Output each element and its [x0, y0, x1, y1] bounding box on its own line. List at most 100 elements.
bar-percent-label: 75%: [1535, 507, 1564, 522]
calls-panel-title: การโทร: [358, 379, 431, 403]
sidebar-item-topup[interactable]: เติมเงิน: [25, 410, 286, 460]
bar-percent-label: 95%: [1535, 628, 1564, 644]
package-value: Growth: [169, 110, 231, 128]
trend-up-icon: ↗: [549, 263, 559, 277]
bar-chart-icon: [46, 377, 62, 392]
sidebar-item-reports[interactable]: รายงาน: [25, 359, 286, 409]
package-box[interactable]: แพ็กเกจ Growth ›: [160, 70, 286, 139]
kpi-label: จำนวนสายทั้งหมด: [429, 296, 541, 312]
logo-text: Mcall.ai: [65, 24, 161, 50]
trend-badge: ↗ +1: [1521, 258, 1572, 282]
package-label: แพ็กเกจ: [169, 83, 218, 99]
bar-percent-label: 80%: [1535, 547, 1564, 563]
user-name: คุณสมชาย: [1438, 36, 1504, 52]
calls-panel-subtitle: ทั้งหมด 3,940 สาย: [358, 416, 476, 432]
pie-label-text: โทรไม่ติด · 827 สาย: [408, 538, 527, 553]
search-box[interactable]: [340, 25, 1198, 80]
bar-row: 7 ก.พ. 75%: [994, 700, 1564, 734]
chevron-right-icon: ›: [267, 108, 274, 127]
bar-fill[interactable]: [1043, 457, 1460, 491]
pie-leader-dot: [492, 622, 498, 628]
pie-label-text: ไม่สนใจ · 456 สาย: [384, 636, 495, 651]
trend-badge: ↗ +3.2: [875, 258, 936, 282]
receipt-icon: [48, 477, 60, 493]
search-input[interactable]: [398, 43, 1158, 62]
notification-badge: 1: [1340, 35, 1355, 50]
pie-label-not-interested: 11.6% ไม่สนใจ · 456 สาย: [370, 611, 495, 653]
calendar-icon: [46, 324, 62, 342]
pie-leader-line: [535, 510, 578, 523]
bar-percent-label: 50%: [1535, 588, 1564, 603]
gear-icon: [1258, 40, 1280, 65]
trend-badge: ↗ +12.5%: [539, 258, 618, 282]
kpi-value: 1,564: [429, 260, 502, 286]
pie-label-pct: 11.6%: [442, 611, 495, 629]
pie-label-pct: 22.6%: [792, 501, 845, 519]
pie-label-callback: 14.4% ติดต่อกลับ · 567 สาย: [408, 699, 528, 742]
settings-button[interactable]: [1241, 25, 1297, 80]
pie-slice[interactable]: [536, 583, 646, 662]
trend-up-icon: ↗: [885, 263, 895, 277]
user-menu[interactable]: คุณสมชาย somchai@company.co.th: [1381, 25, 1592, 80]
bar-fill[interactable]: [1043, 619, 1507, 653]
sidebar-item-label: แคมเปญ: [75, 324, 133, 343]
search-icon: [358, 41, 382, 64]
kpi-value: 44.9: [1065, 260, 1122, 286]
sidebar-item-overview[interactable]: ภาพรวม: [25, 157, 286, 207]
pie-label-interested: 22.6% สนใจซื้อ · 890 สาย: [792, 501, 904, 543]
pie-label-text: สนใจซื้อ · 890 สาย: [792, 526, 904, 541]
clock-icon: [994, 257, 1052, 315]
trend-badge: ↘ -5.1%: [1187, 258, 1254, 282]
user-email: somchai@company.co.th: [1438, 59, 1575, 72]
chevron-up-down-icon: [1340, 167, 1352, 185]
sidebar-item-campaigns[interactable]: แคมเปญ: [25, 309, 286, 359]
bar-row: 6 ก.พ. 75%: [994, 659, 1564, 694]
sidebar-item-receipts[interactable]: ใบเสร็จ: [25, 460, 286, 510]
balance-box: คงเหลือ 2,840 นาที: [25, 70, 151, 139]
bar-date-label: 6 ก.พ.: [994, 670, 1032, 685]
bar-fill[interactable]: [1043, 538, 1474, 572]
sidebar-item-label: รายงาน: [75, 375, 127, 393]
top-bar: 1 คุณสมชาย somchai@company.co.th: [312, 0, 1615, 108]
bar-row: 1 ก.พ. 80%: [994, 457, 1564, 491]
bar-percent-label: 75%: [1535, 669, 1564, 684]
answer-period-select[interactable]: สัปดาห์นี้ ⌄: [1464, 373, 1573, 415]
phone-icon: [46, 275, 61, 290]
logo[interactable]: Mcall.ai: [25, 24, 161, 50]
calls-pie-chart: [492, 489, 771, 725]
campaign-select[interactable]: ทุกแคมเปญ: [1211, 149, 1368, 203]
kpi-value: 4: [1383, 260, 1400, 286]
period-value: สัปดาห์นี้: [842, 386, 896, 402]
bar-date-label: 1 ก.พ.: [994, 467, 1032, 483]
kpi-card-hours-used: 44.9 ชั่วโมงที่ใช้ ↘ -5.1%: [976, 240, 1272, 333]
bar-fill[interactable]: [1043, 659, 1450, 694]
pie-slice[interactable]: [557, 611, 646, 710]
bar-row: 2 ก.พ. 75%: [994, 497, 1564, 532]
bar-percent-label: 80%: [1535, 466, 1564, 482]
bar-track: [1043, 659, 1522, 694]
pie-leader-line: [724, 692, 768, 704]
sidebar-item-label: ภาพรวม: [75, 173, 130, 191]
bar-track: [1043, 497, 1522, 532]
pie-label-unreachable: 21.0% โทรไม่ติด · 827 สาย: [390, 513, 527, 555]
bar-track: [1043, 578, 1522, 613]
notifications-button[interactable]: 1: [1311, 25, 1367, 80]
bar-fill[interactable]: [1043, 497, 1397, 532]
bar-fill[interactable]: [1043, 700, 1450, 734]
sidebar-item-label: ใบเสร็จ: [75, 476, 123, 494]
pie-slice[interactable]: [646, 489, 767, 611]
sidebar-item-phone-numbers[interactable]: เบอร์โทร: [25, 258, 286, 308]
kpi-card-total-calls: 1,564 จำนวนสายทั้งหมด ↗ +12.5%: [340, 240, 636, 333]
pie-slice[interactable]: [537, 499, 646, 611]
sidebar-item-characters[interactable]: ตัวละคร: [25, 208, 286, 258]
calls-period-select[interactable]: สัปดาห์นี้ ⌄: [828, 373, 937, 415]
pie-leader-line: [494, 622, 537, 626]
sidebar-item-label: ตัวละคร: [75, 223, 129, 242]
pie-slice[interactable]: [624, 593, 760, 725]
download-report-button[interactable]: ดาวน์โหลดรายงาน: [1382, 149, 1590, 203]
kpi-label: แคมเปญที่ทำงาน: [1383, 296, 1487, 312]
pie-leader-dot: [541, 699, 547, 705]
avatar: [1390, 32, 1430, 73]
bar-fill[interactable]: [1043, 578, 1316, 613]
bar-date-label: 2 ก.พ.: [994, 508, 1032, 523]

-------

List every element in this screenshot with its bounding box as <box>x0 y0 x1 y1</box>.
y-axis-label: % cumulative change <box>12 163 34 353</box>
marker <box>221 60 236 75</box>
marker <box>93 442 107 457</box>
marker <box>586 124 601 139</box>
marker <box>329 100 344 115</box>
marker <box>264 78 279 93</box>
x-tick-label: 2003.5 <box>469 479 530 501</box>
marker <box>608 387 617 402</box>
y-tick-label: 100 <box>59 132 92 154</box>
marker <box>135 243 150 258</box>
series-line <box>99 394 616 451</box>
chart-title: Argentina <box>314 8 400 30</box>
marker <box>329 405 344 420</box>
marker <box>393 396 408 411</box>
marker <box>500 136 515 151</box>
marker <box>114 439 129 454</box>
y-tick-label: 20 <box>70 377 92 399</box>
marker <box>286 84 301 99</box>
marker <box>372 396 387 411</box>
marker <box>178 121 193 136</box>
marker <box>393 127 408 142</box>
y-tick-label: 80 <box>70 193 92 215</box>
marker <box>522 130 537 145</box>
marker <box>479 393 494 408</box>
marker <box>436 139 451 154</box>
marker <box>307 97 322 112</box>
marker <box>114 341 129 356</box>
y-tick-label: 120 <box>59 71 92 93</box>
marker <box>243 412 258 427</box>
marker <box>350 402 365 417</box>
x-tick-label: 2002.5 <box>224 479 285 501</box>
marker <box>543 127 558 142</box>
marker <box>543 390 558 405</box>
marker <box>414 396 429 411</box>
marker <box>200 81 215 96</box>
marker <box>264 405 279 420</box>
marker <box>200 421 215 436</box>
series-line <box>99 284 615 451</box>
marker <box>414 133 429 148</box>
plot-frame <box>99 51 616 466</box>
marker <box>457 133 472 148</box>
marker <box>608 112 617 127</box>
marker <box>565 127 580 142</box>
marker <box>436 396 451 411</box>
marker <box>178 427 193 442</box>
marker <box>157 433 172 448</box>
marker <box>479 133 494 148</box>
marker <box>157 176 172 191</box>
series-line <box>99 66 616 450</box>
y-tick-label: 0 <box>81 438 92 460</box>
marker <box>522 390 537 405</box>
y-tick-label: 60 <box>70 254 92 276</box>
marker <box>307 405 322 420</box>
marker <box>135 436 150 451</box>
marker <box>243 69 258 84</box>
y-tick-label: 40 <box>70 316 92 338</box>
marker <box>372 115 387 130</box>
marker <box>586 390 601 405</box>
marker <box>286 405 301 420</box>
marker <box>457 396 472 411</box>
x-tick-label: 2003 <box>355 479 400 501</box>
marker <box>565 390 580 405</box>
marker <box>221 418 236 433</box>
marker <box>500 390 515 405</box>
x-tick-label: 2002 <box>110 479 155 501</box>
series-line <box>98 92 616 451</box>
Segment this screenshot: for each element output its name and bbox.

-------

What is required — Render everything from the line containing "Output each element" down to the line containing "receipt-icon: [48, 477, 60, 493]" as a numbered list, leaving out blank lines.

Finished task —
1. Output each element and its [x0, y0, x1, y1] bounding box on its own line. List at most 100 elements.
2. bar-percent-label: 75%: [1535, 507, 1564, 522]
3. calls-panel-title: การโทร: [358, 379, 431, 403]
4. sidebar-item-topup[interactable]: เติมเงิน: [25, 410, 286, 460]
5. bar-percent-label: 95%: [1535, 628, 1564, 644]
6. package-value: Growth: [169, 110, 231, 128]
7. trend-up-icon: ↗: [549, 263, 559, 277]
8. bar-chart-icon: [46, 377, 62, 392]
9. sidebar-item-reports[interactable]: รายงาน: [25, 359, 286, 409]
10. package-box[interactable]: แพ็กเกจ Growth ›: [160, 70, 286, 139]
11. kpi-label: จำนวนสายทั้งหมด: [429, 296, 541, 312]
12. logo-text: Mcall.ai: [65, 24, 161, 50]
13. trend-badge: ↗ +1: [1521, 258, 1572, 282]
14. package-label: แพ็กเกจ: [169, 83, 218, 99]
15. bar-percent-label: 80%: [1535, 547, 1564, 563]
16. user-name: คุณสมชาย: [1438, 36, 1504, 52]
17. calls-panel-subtitle: ทั้งหมด 3,940 สาย: [358, 416, 476, 432]
18. pie-label-text: โทรไม่ติด · 827 สาย: [408, 538, 527, 553]
19. search-box[interactable]: [340, 25, 1198, 80]
20. bar-row: 7 ก.พ. 75%: [994, 700, 1564, 734]
21. chevron-right-icon: ›: [267, 108, 274, 127]
22. bar-fill[interactable]: [1043, 457, 1460, 491]
23. pie-leader-dot: [492, 622, 498, 628]
24. pie-label-text: ไม่สนใจ · 456 สาย: [384, 636, 495, 651]
25. trend-badge: ↗ +3.2: [875, 258, 936, 282]
26. receipt-icon: [48, 477, 60, 493]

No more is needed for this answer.